*EXERCISE GOAL*. For each line that holds "JSON", copy the line out.

*STORED DATA*.
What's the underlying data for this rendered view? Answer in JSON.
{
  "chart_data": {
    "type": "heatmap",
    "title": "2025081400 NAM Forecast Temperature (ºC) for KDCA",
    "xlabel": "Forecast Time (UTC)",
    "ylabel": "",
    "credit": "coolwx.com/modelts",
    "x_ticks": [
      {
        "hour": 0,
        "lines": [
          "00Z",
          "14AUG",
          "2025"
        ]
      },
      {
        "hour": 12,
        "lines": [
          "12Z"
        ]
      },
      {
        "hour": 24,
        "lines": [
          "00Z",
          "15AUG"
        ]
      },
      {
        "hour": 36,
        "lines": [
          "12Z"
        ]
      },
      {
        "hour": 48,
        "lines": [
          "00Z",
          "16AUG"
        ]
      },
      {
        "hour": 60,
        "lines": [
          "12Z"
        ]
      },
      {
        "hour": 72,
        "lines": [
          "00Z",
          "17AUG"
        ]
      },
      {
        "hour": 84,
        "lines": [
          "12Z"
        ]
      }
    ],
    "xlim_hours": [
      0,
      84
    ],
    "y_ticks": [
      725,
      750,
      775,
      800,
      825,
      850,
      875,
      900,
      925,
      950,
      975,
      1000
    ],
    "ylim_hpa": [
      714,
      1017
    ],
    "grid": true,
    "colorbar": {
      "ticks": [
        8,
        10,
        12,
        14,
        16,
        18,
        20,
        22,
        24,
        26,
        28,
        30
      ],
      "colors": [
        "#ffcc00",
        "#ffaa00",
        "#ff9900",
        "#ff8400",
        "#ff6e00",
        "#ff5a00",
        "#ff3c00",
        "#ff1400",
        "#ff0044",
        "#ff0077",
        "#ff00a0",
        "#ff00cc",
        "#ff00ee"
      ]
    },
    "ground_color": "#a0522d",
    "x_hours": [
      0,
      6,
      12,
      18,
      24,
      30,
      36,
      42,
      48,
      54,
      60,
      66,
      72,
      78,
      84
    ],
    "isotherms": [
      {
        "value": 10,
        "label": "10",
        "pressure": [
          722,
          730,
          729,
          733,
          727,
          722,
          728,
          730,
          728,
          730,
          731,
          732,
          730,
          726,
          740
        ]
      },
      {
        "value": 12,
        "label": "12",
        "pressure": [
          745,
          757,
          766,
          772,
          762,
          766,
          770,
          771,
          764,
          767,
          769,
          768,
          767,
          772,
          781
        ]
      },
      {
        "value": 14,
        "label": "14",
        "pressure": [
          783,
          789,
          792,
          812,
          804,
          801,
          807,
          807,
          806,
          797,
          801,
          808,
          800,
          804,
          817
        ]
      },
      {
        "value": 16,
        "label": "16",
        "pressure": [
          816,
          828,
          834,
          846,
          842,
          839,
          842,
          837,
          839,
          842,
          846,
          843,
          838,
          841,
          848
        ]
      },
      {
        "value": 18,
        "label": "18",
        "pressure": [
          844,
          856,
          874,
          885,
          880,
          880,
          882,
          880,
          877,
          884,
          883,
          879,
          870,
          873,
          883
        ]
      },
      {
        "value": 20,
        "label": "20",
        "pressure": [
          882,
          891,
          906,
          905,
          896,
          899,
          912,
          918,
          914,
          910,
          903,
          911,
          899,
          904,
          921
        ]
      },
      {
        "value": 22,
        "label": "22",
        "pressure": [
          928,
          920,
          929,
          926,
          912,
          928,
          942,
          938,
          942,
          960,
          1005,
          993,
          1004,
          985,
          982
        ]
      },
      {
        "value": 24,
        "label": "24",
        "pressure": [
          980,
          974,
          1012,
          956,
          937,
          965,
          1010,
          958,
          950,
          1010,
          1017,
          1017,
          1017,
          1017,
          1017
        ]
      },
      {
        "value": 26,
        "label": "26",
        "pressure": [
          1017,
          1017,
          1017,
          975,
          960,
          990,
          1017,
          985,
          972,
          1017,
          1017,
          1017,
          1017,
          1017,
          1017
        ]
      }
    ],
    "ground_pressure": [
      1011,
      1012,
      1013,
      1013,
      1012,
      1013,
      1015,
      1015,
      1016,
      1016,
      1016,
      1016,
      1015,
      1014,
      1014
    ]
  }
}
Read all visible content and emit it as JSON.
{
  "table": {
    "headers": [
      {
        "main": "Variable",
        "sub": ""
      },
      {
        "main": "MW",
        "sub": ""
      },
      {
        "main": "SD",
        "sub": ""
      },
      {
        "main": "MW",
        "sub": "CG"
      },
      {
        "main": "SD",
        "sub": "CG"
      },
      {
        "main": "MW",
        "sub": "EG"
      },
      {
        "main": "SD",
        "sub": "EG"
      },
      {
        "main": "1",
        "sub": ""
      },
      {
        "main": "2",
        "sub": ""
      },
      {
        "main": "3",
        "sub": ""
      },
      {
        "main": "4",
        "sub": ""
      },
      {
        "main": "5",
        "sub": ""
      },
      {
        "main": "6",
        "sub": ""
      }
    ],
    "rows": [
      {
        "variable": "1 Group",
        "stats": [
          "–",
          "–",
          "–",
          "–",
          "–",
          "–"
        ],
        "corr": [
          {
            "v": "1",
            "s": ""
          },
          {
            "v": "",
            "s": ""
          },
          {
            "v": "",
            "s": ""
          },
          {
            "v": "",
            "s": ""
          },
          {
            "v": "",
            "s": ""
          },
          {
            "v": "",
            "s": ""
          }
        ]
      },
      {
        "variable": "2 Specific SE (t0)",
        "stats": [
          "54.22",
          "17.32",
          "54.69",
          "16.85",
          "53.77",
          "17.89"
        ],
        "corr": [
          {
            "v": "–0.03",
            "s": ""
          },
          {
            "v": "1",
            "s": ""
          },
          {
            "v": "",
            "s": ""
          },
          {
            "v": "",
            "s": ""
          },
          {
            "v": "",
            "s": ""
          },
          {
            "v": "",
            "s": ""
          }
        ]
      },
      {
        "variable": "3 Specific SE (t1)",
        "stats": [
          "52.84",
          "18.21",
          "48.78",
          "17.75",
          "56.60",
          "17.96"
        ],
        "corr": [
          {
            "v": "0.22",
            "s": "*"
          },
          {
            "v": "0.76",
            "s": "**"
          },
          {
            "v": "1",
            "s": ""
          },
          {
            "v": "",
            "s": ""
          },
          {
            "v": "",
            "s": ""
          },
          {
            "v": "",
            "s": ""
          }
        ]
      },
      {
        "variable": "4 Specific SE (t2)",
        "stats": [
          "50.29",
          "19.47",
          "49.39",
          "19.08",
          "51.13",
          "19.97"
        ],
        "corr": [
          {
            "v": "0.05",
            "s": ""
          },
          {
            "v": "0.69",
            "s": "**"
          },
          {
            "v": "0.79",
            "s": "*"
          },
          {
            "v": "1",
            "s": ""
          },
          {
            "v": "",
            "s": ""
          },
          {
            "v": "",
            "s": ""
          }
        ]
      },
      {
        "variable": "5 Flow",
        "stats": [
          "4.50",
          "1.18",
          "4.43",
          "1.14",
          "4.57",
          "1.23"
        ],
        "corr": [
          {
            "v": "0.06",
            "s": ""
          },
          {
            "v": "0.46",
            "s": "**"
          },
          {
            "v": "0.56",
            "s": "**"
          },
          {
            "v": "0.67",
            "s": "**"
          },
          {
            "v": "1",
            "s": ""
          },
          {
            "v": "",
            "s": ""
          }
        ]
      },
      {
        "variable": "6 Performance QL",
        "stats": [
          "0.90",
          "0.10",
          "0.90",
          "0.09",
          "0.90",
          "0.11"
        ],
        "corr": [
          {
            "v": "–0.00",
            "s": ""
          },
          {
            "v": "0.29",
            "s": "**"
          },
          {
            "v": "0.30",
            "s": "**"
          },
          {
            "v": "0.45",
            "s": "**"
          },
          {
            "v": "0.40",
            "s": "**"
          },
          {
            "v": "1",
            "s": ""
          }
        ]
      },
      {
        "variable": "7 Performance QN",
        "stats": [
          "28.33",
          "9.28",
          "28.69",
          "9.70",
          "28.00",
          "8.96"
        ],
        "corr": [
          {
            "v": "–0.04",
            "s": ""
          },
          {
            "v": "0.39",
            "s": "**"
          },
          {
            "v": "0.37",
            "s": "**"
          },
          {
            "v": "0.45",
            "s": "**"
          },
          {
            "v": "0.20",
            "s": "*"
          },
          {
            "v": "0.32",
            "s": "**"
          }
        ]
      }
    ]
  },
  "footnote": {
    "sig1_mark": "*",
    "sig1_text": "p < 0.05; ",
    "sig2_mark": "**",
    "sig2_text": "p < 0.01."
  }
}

*ANSWER TO THIS PROBLEM*.
What's the underlying data for this rendered view? Answer in JSON.
Read all visible content and emit it as JSON.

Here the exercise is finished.